What the exercise asks: Please write out all the lines below again, putting "Fecha límite" wherever "Fecha de entrega" occurs and leaving everything else unchanged.

## begin

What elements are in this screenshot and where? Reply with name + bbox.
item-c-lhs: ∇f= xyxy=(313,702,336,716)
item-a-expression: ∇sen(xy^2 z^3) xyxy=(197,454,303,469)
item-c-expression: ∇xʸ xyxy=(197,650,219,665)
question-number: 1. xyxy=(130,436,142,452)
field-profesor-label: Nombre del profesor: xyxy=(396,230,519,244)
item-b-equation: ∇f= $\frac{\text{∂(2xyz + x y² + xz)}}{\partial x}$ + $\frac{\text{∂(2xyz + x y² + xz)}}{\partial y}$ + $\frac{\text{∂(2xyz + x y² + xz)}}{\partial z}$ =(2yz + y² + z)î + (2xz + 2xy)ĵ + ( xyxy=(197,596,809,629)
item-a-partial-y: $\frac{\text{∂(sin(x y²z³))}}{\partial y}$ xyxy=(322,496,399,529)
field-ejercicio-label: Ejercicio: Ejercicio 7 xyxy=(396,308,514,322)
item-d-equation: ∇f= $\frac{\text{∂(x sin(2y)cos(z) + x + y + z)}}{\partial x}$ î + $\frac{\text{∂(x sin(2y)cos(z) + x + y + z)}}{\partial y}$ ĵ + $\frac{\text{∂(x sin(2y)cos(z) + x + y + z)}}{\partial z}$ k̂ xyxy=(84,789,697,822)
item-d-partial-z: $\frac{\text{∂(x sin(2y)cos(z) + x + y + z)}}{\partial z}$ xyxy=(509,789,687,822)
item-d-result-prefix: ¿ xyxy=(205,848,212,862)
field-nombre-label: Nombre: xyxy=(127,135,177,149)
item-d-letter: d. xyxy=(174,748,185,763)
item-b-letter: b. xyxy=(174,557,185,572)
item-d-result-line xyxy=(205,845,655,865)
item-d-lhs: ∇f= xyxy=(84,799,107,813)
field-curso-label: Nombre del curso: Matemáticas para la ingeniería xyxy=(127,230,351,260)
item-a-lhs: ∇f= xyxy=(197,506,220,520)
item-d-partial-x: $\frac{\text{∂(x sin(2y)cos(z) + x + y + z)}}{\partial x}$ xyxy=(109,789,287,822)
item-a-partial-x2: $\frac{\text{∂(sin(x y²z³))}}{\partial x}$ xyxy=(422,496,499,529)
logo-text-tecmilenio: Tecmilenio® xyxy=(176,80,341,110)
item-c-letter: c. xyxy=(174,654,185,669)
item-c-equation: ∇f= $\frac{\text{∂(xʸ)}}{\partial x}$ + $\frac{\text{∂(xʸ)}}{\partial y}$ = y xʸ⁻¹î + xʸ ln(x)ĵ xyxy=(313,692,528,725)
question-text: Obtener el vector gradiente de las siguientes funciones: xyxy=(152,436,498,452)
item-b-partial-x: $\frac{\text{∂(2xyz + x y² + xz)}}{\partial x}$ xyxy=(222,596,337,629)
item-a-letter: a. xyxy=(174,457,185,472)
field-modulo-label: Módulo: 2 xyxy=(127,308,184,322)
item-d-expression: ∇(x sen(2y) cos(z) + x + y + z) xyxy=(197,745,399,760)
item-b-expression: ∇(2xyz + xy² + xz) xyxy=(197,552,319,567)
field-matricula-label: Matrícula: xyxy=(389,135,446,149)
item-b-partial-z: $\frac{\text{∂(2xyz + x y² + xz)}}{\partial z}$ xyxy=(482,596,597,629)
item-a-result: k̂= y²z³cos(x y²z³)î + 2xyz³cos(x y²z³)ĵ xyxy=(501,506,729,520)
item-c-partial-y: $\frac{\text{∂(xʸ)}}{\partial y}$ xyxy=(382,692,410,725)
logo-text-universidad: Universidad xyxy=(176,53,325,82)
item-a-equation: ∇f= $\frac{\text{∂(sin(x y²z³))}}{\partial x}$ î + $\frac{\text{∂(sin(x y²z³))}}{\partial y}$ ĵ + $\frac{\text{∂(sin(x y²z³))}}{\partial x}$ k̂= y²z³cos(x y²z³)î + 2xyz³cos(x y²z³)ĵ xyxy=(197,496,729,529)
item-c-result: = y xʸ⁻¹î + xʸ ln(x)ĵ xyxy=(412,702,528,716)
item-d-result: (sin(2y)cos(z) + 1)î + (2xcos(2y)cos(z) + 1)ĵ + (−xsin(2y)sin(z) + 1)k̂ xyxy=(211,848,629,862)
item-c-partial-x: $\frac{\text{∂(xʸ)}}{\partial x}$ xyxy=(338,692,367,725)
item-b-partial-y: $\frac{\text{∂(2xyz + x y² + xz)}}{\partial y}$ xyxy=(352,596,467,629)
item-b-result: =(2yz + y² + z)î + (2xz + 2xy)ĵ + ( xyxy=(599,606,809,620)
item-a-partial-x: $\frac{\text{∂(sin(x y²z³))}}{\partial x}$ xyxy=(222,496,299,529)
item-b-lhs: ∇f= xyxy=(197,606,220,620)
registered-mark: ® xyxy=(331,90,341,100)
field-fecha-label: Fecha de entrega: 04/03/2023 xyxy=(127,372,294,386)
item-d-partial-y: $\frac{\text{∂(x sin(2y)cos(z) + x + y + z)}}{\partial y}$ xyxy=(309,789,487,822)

## end

Answer in full:
What elements are in this screenshot and where? Reply with name + bbox.
item-c-lhs: ∇f= xyxy=(313,702,336,716)
item-a-expression: ∇sen(xy^2 z^3) xyxy=(197,454,303,469)
item-c-expression: ∇xʸ xyxy=(197,650,219,665)
question-number: 1. xyxy=(130,436,142,452)
field-profesor-label: Nombre del profesor: xyxy=(396,230,519,244)
item-b-equation: ∇f= $\frac{\text{∂(2xyz + x y² + xz)}}{\partial x}$ + $\frac{\text{∂(2xyz + x y² + xz)}}{\partial y}$ + $\frac{\text{∂(2xyz + x y² + xz)}}{\partial z}$ =(2yz + y² + z)î + (2xz + 2xy)ĵ + ( xyxy=(197,596,809,629)
item-a-partial-y: $\frac{\text{∂(sin(x y²z³))}}{\partial y}$ xyxy=(322,496,399,529)
field-ejercicio-label: Ejercicio: Ejercicio 7 xyxy=(396,308,514,322)
item-d-equation: ∇f= $\frac{\text{∂(x sin(2y)cos(z) + x + y + z)}}{\partial x}$ î + $\frac{\text{∂(x sin(2y)cos(z) + x + y + z)}}{\partial y}$ ĵ + $\frac{\text{∂(x sin(2y)cos(z) + x + y + z)}}{\partial z}$ k̂ xyxy=(84,789,697,822)
item-d-partial-z: $\frac{\text{∂(x sin(2y)cos(z) + x + y + z)}}{\partial z}$ xyxy=(509,789,687,822)
item-d-result-prefix: ¿ xyxy=(205,848,212,862)
field-nombre-label: Nombre: xyxy=(127,135,177,149)
item-d-letter: d. xyxy=(174,748,185,763)
item-b-letter: b. xyxy=(174,557,185,572)
item-d-result-line xyxy=(205,845,655,865)
item-d-lhs: ∇f= xyxy=(84,799,107,813)
field-curso-label: Nombre del curso: Matemáticas para la ingeniería xyxy=(127,230,351,260)
item-a-lhs: ∇f= xyxy=(197,506,220,520)
item-d-partial-x: $\frac{\text{∂(x sin(2y)cos(z) + x + y + z)}}{\partial x}$ xyxy=(109,789,287,822)
item-a-partial-x2: $\frac{\text{∂(sin(x y²z³))}}{\partial x}$ xyxy=(422,496,499,529)
logo-text-tecmilenio: Tecmilenio® xyxy=(176,80,341,110)
item-c-letter: c. xyxy=(174,654,185,669)
item-c-equation: ∇f= $\frac{\text{∂(xʸ)}}{\partial x}$ + $\frac{\text{∂(xʸ)}}{\partial y}$ = y xʸ⁻¹î + xʸ ln(x)ĵ xyxy=(313,692,528,725)
question-text: Obtener el vector gradiente de las siguientes funciones: xyxy=(152,436,498,452)
item-b-partial-x: $\frac{\text{∂(2xyz + x y² + xz)}}{\partial x}$ xyxy=(222,596,337,629)
item-a-letter: a. xyxy=(174,457,185,472)
field-modulo-label: Módulo: 2 xyxy=(127,308,184,322)
item-d-expression: ∇(x sen(2y) cos(z) + x + y + z) xyxy=(197,745,399,760)
item-b-expression: ∇(2xyz + xy² + xz) xyxy=(197,552,319,567)
field-matricula-label: Matrícula: xyxy=(389,135,446,149)
item-b-partial-z: $\frac{\text{∂(2xyz + x y² + xz)}}{\partial z}$ xyxy=(482,596,597,629)
item-a-result: k̂= y²z³cos(x y²z³)î + 2xyz³cos(x y²z³)ĵ xyxy=(501,506,729,520)
item-c-partial-y: $\frac{\text{∂(xʸ)}}{\partial y}$ xyxy=(382,692,410,725)
logo-text-universidad: Universidad xyxy=(176,53,325,82)
item-a-equation: ∇f= $\frac{\text{∂(sin(x y²z³))}}{\partial x}$ î + $\frac{\text{∂(sin(x y²z³))}}{\partial y}$ ĵ + $\frac{\text{∂(sin(x y²z³))}}{\partial x}$ k̂= y²z³cos(x y²z³)î + 2xyz³cos(x y²z³)ĵ xyxy=(197,496,729,529)
item-c-result: = y xʸ⁻¹î + xʸ ln(x)ĵ xyxy=(412,702,528,716)
item-d-result: (sin(2y)cos(z) + 1)î + (2xcos(2y)cos(z) + 1)ĵ + (−xsin(2y)sin(z) + 1)k̂ xyxy=(211,848,629,862)
item-c-partial-x: $\frac{\text{∂(xʸ)}}{\partial x}$ xyxy=(338,692,367,725)
item-b-partial-y: $\frac{\text{∂(2xyz + x y² + xz)}}{\partial y}$ xyxy=(352,596,467,629)
item-b-result: =(2yz + y² + z)î + (2xz + 2xy)ĵ + ( xyxy=(599,606,809,620)
item-a-partial-x: $\frac{\text{∂(sin(x y²z³))}}{\partial x}$ xyxy=(222,496,299,529)
item-b-lhs: ∇f= xyxy=(197,606,220,620)
registered-mark: ® xyxy=(331,90,341,100)
field-fecha-label: Fecha límite: 04/03/2023 xyxy=(127,372,294,386)
item-d-partial-y: $\frac{\text{∂(x sin(2y)cos(z) + x + y + z)}}{\partial y}$ xyxy=(309,789,487,822)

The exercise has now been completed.